>> BEGIN Text segment

For a video editing app, for example, you would typically perform image editing operations on each frame on a canvas, and then you would grab each VideoFrame from the canvas.

You can also draw a VideoFrame to a canvas using the Canvas 2D rendering context:

ctx.drawImage(frame, 0, 0);

You would typically do this when rendering / playing back a video in the browser.

EncodedVideoChunk

An EncodedVideoChunk is just the compressed version of a VideoFrame, containing the binary data as well as the same metadata as the frame.

You would typically get EncodedVideoChunks from a library which extracts them from a File object.

import { getVideoChunks } from 'webcodecs-utils'

const chunks = <EncodedVideoChunk[]> await getVideoChunks(<File> file);

Alternatively, it's the output you get from a VideoEncoder object.

There's not much useful stuff you can do with EncodedVideoChunks – it's just the binary data that you read from files, write to files, or stream over the internet.

The value in EncodedVideoChunk is that it's ~100x smaller than raw video data, which is why you'd send EncodedVideoChunks instead of raw video when streaming (and writing to a file).

VideoEncoder

A VideoEncoder turns VideoFrame objects into EncodedVideoChunk objects.

The core API looks something like this, where you define the callback where the VideoEncoder returns EncodedVideoChunk objects.

>> END Text segment
>> BEGIN Input data

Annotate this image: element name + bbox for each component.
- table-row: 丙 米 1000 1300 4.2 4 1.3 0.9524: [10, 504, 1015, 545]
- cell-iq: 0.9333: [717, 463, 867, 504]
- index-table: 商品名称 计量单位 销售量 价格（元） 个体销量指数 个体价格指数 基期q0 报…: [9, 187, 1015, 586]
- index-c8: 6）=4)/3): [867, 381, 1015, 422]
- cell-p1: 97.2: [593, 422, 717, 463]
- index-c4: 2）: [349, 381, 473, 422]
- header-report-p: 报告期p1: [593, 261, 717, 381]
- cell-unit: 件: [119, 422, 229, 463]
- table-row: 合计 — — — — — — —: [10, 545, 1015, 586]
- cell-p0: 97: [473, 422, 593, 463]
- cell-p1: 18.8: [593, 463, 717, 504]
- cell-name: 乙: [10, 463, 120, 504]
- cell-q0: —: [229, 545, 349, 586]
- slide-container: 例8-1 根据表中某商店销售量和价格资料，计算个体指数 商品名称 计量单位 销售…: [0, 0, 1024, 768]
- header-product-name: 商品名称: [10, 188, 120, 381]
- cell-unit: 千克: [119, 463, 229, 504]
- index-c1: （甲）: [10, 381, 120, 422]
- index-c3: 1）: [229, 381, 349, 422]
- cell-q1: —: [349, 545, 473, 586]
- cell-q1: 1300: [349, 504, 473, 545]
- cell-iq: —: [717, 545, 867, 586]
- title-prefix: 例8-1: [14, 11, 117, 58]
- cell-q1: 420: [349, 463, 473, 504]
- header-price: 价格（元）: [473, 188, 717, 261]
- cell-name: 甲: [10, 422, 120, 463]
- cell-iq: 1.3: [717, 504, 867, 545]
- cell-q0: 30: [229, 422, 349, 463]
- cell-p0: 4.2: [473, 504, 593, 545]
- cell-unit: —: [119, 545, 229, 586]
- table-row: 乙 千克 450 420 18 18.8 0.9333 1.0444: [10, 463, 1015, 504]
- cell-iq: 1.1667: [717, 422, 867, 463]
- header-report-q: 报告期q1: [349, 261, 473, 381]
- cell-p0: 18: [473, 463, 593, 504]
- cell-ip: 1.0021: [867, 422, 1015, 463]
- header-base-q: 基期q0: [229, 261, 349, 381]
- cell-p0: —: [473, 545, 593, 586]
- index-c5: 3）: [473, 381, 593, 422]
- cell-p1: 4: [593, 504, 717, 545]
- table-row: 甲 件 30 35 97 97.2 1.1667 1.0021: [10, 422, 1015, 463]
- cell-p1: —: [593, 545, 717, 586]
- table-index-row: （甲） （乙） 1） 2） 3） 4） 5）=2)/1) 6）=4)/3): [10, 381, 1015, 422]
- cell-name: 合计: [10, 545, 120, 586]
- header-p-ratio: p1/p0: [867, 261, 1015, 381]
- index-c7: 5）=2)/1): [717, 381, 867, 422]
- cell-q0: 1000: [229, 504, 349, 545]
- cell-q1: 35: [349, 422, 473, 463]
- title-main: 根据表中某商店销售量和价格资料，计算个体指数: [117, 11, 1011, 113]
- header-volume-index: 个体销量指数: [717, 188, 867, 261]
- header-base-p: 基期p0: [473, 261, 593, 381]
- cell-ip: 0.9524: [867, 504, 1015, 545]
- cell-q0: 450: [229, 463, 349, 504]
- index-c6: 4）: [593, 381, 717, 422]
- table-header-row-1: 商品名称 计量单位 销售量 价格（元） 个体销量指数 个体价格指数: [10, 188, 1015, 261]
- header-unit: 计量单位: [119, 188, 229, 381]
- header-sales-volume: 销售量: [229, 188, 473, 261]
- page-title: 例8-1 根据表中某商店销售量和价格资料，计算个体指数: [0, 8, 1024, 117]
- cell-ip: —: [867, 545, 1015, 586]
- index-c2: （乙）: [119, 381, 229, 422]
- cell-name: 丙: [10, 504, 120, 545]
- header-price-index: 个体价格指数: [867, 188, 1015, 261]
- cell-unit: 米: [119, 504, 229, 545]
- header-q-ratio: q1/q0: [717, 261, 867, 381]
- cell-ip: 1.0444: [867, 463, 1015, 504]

>> END Input data

» Jobs:
1. Copy the entries verbatim, from their first line through the line containing "- index-c1: （甲）: [10, 381, 120, 422]", both ends included.
2. Pick up the text on WebCodecs video objects from the point where it stops.
The entries bear no relation to the text on WebCodecs video objects.

» Responses for each task:
1.
Annotate this image: element name + bbox for each component.
- table-row: 丙 米 1000 1300 4.2 4 1.3 0.9524: [10, 504, 1015, 545]
- cell-iq: 0.9333: [717, 463, 867, 504]
- index-table: 商品名称 计量单位 销售量 价格（元） 个体销量指数 个体价格指数 基期q0 报…: [9, 187, 1015, 586]
- index-c8: 6）=4)/3): [867, 381, 1015, 422]
- cell-p1: 97.2: [593, 422, 717, 463]
- index-c4: 2）: [349, 381, 473, 422]
- header-report-p: 报告期p1: [593, 261, 717, 381]
- cell-unit: 件: [119, 422, 229, 463]
- table-row: 合计 — — — — — — —: [10, 545, 1015, 586]
- cell-p0: 97: [473, 422, 593, 463]
- cell-p1: 18.8: [593, 463, 717, 504]
- cell-name: 乙: [10, 463, 120, 504]
- cell-q0: —: [229, 545, 349, 586]
- slide-container: 例8-1 根据表中某商店销售量和价格资料，计算个体指数 商品名称 计量单位 销售…: [0, 0, 1024, 768]
- header-product-name: 商品名称: [10, 188, 120, 381]
- cell-unit: 千克: [119, 463, 229, 504]
- index-c1: （甲）: [10, 381, 120, 422]

2.
const encoder = new VideoEncoder({
    output: function(chunk: EncodedVideoChunk, meta: any){
        // Do something with the chunk
    },
    error: function(e: any)=> console.warn(e);
});

Keep in mind that this is an async process, and not even a typical async process. You can't just treat this as a per-frame operation.

// Does not work like this
const frame  = await encoder.encode(chunk);

This is because of how video encoding actually works under the hood. So you have to accept that the outputs are returned via callback, and you get the outputs when you get them.

Once you define your encoder, you can then configure the VideoEncoder with your choice of codec (we'll get to this), as well as other parameters like width, height, framerate and bitrate.

encoder.configure({
    'codec': 'vp9.00.10.08.00', // We'll get to this
     width: 1280,
     height: 720,
     bitrate: 1000000 //1 MBPS,
     framerate: 25
});

You can then start encoding frames. Here we assume we already have VideoFrame objects, and we make every 60th frame a Key Frame.

for (let i=0; i < frames.length; frames++){
    encoder.encode(frames[i], {keyFrame: i%60 ==0})
}

VideoDecoder

The Video Decoder does the reverse, turning EncodedVideoChunk objects into VideoFrame objects.

Here's a simplified example of how to set up the VideoDecoder. First, extract the EncodedVideoChunk objects and the decoder config from the video file. Here, we don't choose the config – the config was chosen by whoever encoded the file. When decoding, we extract the config from the file.

import { demuxVideo } from 'webcodecs-utils';

const {chunks, config} = await demuxVideo(<File> file);

Next, we set up the VideoDecoder by specifying the callback when VideoFrame objects are generated, and we configure it with the config.

const decoder = new VideoDecoder({
    output: function(frame: VideoFrame){
        //do something with the VideoFrame
    },
    error: function(e: any)=> console.warn(e);
});

decoder.configure(config)

Again, like with VideoEncoder, it returns frames in a callback. Finally we can start decoding chunks.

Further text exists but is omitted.